* **WRITTEN REQUEST**
List each line in which the string "ارائه" appears.

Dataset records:
__________________________________________________

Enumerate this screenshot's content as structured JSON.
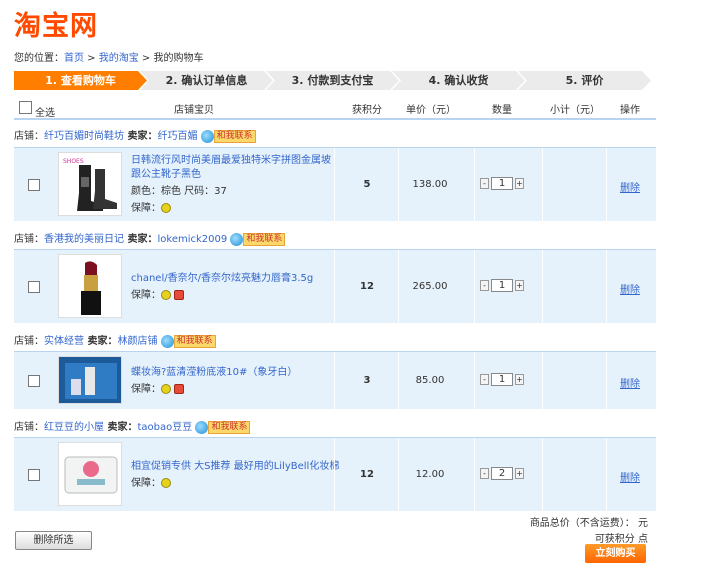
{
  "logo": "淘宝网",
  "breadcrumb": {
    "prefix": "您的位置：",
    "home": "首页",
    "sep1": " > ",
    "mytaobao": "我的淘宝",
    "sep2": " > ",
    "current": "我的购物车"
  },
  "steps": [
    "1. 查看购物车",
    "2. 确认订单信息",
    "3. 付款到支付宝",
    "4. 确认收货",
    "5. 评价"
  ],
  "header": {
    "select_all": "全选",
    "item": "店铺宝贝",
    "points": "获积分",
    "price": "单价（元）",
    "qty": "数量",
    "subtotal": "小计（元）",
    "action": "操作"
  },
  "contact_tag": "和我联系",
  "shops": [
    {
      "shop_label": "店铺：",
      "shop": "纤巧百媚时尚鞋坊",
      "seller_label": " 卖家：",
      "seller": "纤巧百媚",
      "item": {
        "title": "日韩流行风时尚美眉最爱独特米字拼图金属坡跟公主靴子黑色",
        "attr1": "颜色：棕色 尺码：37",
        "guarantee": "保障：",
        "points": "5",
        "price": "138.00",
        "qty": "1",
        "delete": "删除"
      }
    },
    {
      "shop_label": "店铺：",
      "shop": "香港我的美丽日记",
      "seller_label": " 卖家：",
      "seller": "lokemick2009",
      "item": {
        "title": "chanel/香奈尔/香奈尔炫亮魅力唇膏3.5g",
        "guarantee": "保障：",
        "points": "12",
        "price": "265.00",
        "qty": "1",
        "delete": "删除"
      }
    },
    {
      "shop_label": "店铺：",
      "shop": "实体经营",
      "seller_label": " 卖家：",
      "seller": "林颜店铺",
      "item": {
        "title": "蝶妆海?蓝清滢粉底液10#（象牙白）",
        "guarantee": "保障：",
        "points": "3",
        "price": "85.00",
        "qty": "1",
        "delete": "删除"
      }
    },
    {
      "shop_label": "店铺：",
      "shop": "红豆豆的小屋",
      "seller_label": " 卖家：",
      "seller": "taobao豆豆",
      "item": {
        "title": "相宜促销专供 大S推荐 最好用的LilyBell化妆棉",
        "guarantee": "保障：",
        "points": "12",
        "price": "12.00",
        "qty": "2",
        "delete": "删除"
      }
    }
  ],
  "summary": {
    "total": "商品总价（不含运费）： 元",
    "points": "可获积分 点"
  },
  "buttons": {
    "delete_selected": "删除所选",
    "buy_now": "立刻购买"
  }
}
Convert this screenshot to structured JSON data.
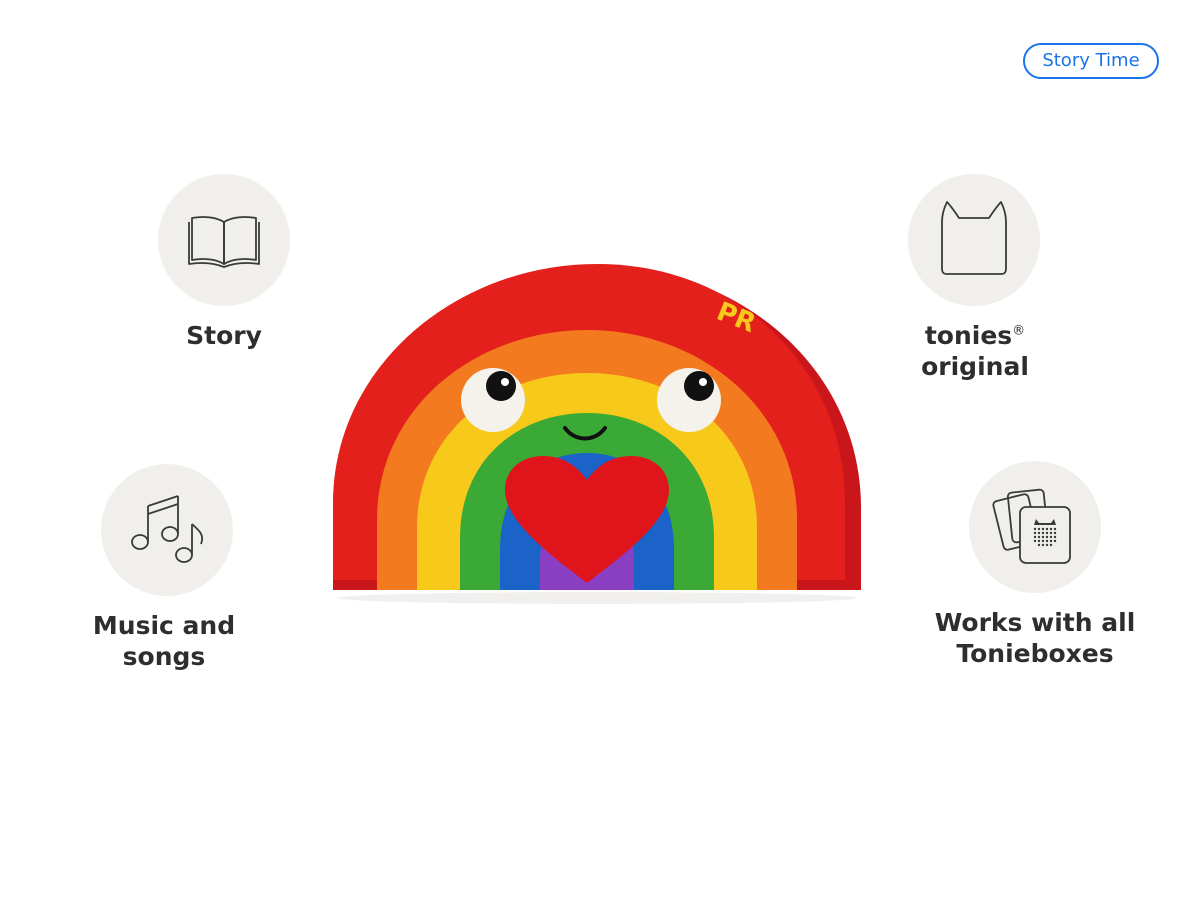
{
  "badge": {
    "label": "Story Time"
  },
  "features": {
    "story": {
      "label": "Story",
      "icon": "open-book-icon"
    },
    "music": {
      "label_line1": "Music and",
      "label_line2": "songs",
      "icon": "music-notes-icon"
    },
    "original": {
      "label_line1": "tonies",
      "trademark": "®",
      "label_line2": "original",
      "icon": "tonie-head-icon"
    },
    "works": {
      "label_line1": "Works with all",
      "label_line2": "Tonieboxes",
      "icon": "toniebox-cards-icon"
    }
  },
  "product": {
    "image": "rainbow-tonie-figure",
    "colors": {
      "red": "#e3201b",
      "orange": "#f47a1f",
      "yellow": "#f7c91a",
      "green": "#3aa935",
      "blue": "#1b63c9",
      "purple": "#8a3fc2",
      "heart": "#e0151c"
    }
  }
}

__________________________________________________

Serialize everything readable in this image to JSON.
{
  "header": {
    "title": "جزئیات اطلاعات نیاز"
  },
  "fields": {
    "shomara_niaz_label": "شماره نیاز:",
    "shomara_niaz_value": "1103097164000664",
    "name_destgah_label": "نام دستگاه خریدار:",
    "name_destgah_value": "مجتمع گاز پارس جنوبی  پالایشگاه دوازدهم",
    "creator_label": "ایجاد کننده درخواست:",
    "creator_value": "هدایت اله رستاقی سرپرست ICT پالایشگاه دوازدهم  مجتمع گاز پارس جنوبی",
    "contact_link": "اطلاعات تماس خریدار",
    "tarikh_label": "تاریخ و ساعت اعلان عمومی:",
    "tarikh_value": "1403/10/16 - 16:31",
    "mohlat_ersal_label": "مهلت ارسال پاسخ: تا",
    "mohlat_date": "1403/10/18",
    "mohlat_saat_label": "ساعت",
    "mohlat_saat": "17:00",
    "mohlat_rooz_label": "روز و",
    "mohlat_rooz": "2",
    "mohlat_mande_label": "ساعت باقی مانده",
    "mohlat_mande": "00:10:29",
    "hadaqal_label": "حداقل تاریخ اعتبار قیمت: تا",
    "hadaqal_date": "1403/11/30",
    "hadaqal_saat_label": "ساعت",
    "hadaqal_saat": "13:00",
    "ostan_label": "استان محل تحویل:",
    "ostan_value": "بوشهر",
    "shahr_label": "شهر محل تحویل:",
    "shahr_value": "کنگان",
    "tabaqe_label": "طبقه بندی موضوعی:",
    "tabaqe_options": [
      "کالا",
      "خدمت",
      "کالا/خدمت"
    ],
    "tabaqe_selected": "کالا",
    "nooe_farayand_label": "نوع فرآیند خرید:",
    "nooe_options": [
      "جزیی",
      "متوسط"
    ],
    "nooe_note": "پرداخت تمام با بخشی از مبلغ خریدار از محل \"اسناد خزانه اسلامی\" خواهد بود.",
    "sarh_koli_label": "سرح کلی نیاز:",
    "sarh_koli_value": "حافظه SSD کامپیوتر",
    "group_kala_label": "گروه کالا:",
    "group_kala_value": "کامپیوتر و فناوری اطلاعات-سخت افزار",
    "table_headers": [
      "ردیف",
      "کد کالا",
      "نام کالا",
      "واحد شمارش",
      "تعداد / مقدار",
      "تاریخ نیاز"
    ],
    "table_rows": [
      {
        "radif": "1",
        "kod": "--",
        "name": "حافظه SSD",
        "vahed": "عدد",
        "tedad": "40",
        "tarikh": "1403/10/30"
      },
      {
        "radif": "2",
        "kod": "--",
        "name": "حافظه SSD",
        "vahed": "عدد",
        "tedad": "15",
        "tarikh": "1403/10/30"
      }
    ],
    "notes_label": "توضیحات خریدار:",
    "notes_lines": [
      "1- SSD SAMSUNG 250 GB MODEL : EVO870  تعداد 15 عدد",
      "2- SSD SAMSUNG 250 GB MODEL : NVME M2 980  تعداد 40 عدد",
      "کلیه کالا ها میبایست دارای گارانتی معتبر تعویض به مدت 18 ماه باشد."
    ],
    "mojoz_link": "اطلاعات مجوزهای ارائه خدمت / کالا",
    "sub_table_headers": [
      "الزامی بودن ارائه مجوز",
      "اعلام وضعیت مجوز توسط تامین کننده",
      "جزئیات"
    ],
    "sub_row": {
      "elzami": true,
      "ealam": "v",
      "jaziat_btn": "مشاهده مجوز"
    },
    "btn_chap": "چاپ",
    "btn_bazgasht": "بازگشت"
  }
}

__________________________________________________

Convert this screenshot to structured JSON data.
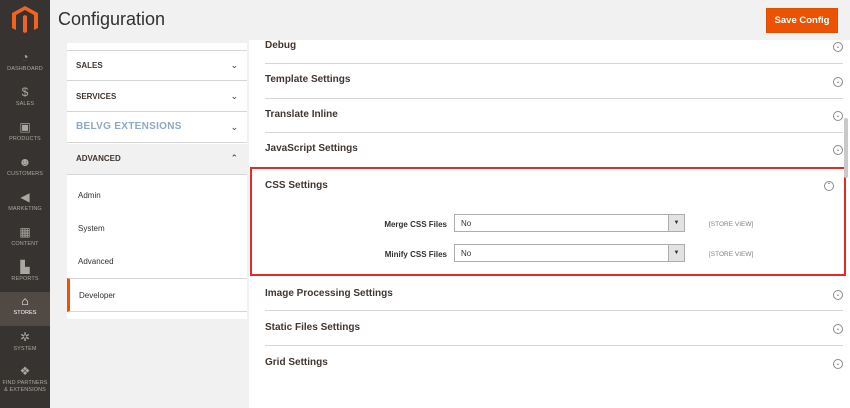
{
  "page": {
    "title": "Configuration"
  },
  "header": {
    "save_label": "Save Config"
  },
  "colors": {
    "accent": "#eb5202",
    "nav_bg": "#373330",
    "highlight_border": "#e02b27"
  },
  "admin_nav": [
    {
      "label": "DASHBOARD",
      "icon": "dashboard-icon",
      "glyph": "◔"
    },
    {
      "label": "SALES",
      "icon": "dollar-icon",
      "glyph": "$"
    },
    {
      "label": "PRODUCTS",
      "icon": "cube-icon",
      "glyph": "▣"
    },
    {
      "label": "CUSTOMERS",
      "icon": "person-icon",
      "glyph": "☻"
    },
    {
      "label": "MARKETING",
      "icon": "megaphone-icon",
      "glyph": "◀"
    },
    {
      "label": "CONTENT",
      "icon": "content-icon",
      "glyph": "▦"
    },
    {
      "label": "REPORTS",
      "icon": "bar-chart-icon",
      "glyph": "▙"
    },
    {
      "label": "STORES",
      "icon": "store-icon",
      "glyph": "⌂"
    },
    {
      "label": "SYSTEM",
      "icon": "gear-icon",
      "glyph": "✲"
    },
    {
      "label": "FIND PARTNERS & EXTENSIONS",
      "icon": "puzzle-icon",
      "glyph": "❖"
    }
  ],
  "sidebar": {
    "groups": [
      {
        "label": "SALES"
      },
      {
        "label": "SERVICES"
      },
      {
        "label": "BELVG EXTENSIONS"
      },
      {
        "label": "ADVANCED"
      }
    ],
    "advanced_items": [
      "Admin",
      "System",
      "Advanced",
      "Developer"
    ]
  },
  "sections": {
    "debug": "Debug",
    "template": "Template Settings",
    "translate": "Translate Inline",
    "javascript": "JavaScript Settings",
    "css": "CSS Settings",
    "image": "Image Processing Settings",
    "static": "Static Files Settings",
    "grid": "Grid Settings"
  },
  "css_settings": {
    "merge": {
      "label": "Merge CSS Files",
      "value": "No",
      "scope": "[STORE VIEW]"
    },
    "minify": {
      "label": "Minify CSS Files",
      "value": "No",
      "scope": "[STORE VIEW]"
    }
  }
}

__________________________________________________

* **CORRECT RESULT**
    "mojoz_link": "اطلاعات مجوزهای ارائه خدمت / کالا",
      "الزامی بودن ارائه مجوز",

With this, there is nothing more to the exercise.